--- start of Material for the task ---

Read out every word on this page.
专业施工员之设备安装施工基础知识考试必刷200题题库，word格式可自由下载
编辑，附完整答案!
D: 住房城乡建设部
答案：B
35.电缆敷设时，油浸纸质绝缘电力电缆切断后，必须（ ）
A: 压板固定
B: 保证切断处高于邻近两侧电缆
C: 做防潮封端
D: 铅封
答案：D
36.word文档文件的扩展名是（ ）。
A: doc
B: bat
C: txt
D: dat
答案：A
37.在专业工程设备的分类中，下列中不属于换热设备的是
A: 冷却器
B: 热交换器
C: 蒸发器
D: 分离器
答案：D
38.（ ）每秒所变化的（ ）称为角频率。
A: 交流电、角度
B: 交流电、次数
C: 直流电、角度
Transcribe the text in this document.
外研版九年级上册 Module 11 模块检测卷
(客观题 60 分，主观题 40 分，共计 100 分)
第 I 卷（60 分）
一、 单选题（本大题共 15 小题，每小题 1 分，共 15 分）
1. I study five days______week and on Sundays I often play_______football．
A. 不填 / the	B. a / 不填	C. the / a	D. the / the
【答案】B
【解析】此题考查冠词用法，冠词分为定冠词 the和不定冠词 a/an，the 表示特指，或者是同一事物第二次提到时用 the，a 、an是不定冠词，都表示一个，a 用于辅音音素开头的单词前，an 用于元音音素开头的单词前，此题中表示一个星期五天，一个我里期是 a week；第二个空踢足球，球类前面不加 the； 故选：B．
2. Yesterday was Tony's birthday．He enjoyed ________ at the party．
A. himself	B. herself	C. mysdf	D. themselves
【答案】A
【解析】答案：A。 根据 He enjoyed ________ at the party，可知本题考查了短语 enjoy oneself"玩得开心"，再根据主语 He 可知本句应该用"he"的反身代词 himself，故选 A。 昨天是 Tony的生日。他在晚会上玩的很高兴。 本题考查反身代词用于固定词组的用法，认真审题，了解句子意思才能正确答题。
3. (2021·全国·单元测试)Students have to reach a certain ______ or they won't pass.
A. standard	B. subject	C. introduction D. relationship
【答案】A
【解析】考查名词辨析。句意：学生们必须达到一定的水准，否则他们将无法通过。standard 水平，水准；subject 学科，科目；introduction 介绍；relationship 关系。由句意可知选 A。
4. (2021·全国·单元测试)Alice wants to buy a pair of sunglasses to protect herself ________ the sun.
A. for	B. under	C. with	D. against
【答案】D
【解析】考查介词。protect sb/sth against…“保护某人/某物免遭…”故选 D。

--- end of Material for the task ---

To do:
Print out every entry, keeping each one exact.

Task solution:
Read out every word on this page.
专业施工员之设备安装施工基础知识考试必刷200题题库，word格式可自由下载
编辑，附完整答案!
D: 住房城乡建设部
答案：B
35.电缆敷设时，油浸纸质绝缘电力电缆切断后，必须（ ）
A: 压板固定
B: 保证切断处高于邻近两侧电缆
C: 做防潮封端
D: 铅封
答案：D
36.word文档文件的扩展名是（ ）。
A: doc
B: bat
C: txt
D: dat
答案：A
37.在专业工程设备的分类中，下列中不属于换热设备的是
A: 冷却器
B: 热交换器
C: 蒸发器
D: 分离器
答案：D
38.（ ）每秒所变化的（ ）称为角频率。
A: 交流电、角度
B: 交流电、次数
C: 直流电、角度
Transcribe the text in this document.
外研版九年级上册 Module 11 模块检测卷
(客观题 60 分，主观题 40 分，共计 100 分)
第 I 卷（60 分）
一、 单选题（本大题共 15 小题，每小题 1 分，共 15 分）
1. I study five days______week and on Sundays I often play_______football．
A. 不填 / the	B. a / 不填	C. the / a	D. the / the
【答案】B
【解析】此题考查冠词用法，冠词分为定冠词 the和不定冠词 a/an，the 表示特指，或者是同一事物第二次提到时用 the，a 、an是不定冠词，都表示一个，a 用于辅音音素开头的单词前，an 用于元音音素开头的单词前，此题中表示一个星期五天，一个我里期是 a week；第二个空踢足球，球类前面不加 the； 故选：B．
2. Yesterday was Tony's birthday．He enjoyed ________ at the party．
A. himself	B. herself	C. mysdf	D. themselves
【答案】A
【解析】答案：A。 根据 He enjoyed ________ at the party，可知本题考查了短语 enjoy oneself"玩得开心"，再根据主语 He 可知本句应该用"he"的反身代词 himself，故选 A。 昨天是 Tony的生日。他在晚会上玩的很高兴。 本题考查反身代词用于固定词组的用法，认真审题，了解句子意思才能正确答题。
3. (2021·全国·单元测试)Students have to reach a certain ______ or they won't pass.
A. standard	B. subject	C. introduction D. relationship
【答案】A
【解析】考查名词辨析。句意：学生们必须达到一定的水准，否则他们将无法通过。standard 水平，水准；subject 学科，科目；introduction 介绍；relationship 关系。由句意可知选 A。
4. (2021·全国·单元测试)Alice wants to buy a pair of sunglasses to protect herself ________ the sun.
A. for	B. under	C. with	D. against
【答案】D
【解析】考查介词。protect sb/sth against…“保护某人/某物免遭…”故选 D。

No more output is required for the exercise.